--- start ---

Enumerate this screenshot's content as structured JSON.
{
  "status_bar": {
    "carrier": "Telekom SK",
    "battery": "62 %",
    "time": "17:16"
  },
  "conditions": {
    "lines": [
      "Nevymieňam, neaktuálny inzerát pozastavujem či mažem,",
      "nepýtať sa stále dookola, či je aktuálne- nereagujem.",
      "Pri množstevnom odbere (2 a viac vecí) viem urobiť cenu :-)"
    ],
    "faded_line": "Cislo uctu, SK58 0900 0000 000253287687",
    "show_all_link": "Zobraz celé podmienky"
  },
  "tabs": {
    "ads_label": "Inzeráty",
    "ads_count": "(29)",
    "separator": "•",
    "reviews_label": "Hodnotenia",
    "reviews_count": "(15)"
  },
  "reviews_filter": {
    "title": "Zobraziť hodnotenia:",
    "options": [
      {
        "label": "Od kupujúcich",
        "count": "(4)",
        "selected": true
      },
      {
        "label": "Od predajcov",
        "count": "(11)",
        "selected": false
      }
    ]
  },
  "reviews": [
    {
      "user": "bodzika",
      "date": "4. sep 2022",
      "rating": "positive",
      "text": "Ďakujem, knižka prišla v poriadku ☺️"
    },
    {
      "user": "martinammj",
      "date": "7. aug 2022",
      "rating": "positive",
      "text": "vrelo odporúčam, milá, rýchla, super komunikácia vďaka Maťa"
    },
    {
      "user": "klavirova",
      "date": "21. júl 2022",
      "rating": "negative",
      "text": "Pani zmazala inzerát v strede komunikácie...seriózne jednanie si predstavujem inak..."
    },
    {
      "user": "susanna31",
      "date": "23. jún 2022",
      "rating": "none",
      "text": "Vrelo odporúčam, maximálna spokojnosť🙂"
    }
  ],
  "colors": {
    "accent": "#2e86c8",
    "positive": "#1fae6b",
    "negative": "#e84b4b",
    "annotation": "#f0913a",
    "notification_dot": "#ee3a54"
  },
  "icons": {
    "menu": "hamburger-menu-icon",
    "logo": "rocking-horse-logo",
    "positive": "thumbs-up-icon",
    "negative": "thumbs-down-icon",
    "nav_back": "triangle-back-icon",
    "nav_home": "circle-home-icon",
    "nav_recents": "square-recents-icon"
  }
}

--- end ---

Directions
Repeat every entry exactly, please.

Exercise output
Enumerate this screenshot's content as structured JSON.
{
  "status_bar": {
    "carrier": "Telekom SK",
    "battery": "62 %",
    "time": "17:16"
  },
  "conditions": {
    "lines": [
      "Nevymieňam, neaktuálny inzerát pozastavujem či mažem,",
      "nepýtať sa stále dookola, či je aktuálne- nereagujem.",
      "Pri množstevnom odbere (2 a viac vecí) viem urobiť cenu :-)"
    ],
    "faded_line": "Cislo uctu, SK58 0900 0000 000253287687",
    "show_all_link": "Zobraz celé podmienky"
  },
  "tabs": {
    "ads_label": "Inzeráty",
    "ads_count": "(29)",
    "separator": "•",
    "reviews_label": "Hodnotenia",
    "reviews_count": "(15)"
  },
  "reviews_filter": {
    "title": "Zobraziť hodnotenia:",
    "options": [
      {
        "label": "Od kupujúcich",
        "count": "(4)",
        "selected": true
      },
      {
        "label": "Od predajcov",
        "count": "(11)",
        "selected": false
      }
    ]
  },
  "reviews": [
    {
      "user": "bodzika",
      "date": "4. sep 2022",
      "rating": "positive",
      "text": "Ďakujem, knižka prišla v poriadku ☺️"
    },
    {
      "user": "martinammj",
      "date": "7. aug 2022",
      "rating": "positive",
      "text": "vrelo odporúčam, milá, rýchla, super komunikácia vďaka Maťa"
    },
    {
      "user": "klavirova",
      "date": "21. júl 2022",
      "rating": "negative",
      "text": "Pani zmazala inzerát v strede komunikácie...seriózne jednanie si predstavujem inak..."
    },
    {
      "user": "susanna31",
      "date": "23. jún 2022",
      "rating": "none",
      "text": "Vrelo odporúčam, maximálna spokojnosť🙂"
    }
  ],
  "colors": {
    "accent": "#2e86c8",
    "positive": "#1fae6b",
    "negative": "#e84b4b",
    "annotation": "#f0913a",
    "notification_dot": "#ee3a54"
  },
  "icons": {
    "menu": "hamburger-menu-icon",
    "logo": "rocking-horse-logo",
    "positive": "thumbs-up-icon",
    "negative": "thumbs-down-icon",
    "nav_back": "triangle-back-icon",
    "nav_home": "circle-home-icon",
    "nav_recents": "square-recents-icon"
  }
}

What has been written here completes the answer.